No images are to be carried over; print all other material exactly as it stands.

Material for this task:
# # # # # # #
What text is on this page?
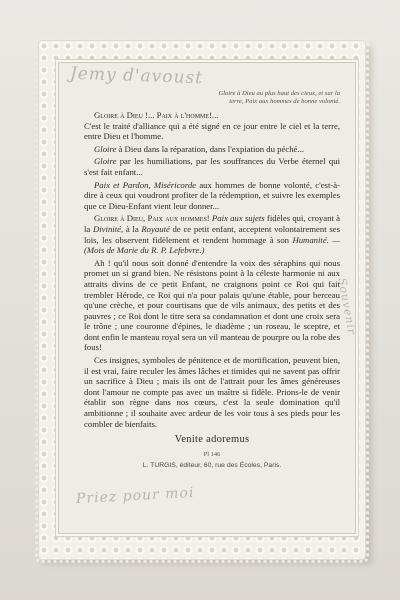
Jemy d'avoust
Souvenir
Gloire à Dieu au plus haut des cieux, et sur la
terre, Paix aux hommes de bonne volonté.

Gloire à Dieu !... Paix à l'homme!...
C'est le traité d'alliance qui a été signé en ce jour entre le ciel et la terre, entre Dieu et l'homme.

Gloire à Dieu dans la réparation, dans l'expiation du péché...

Gloire par les humiliations, par les souffrances du Verbe éternel qui s'est fait enfant...

Paix et Pardon, Miséricorde aux hommes de bonne volonté, c'est-à-dire à ceux qui voudront profiter de la rédemption, et suivre les exemples que ce Dieu-Enfant vient leur donner...

Gloire à Dieu, Paix aux hommes! Paix aux sujets fidèles qui, croyant à la Divinité, à la Royauté de ce petit enfant, acceptent volontairement ses lois, les observent fidèlement et rendent hommage à son Humanité. — (Mois de Marie du R. P. Lefebvre.)

Ah ! qu'il nous soit donné d'entendre la voix des séraphins qui nous promet un si grand bien. Ne résistons point à la céleste harmonie ni aux attraits divins de ce petit Enfant, ne craignons point ce Roi qui fait trembler Hérode, ce Roi qui n'a pour palais qu'une étable, pour berceau qu'une crèche, et pour courtisans que de vils animaux, des petits et des pauvres ; ce Roi dont le titre sera sa condamnation et dont une croix sera le trône ; une couronne d'épines, le diadème ; un roseau, le sceptre, et dont enfin le manteau royal sera un vil manteau de pourpre ou la robe des fous!

Ces insignes, symboles de pénitence et de mortification, peuvent bien, il est vrai, faire reculer les âmes lâches et timides qui ne savent pas offrir un sacrifice à Dieu ; mais ils ont de l'attrait pour les âmes généreuses dont l'amour ne compte pas avec un maître si fidèle. Prions-le de venir établir son règne dans nos cœurs, c'est la seule domination qu'il ambitionne ; il souhaite avec ardeur de les voir tous à ses pieds pour les combler de bienfaits.

Venite adoremus
Pl 146
L. TURGIS, éditeur, 60, rue des Écoles, Paris.
Priez pour moi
# # # # # # #
Exercise answer:
What text is on this page?
Jemy d'avoust
Souvenir
Gloire à Dieu au plus haut des cieux, et sur la
terre, Paix aux hommes de bonne volonté.

Gloire à Dieu !... Paix à l'homme!...
C'est le traité d'alliance qui a été signé en ce jour entre le ciel et la terre, entre Dieu et l'homme.

Gloire à Dieu dans la réparation, dans l'expiation du péché...

Gloire par les humiliations, par les souffrances du Verbe éternel qui s'est fait enfant...

Paix et Pardon, Miséricorde aux hommes de bonne volonté, c'est-à-dire à ceux qui voudront profiter de la rédemption, et suivre les exemples que ce Dieu-Enfant vient leur donner...

Gloire à Dieu, Paix aux hommes! Paix aux sujets fidèles qui, croyant à la Divinité, à la Royauté de ce petit enfant, acceptent volontairement ses lois, les observent fidèlement et rendent hommage à son Humanité. — (Mois de Marie du R. P. Lefebvre.)

Ah ! qu'il nous soit donné d'entendre la voix des séraphins qui nous promet un si grand bien. Ne résistons point à la céleste harmonie ni aux attraits divins de ce petit Enfant, ne craignons point ce Roi qui fait trembler Hérode, ce Roi qui n'a pour palais qu'une étable, pour berceau qu'une crèche, et pour courtisans que de vils animaux, des petits et des pauvres ; ce Roi dont le titre sera sa condamnation et dont une croix sera le trône ; une couronne d'épines, le diadème ; un roseau, le sceptre, et dont enfin le manteau royal sera un vil manteau de pourpre ou la robe des fous!

Ces insignes, symboles de pénitence et de mortification, peuvent bien, il est vrai, faire reculer les âmes lâches et timides qui ne savent pas offrir un sacrifice à Dieu ; mais ils ont de l'attrait pour les âmes généreuses dont l'amour ne compte pas avec un maître si fidèle. Prions-le de venir établir son règne dans nos cœurs, c'est la seule domination qu'il ambitionne ; il souhaite avec ardeur de les voir tous à ses pieds pour les combler de bienfaits.

Venite adoremus
Pl 146
L. TURGIS, éditeur, 60, rue des Écoles, Paris.
Priez pour moi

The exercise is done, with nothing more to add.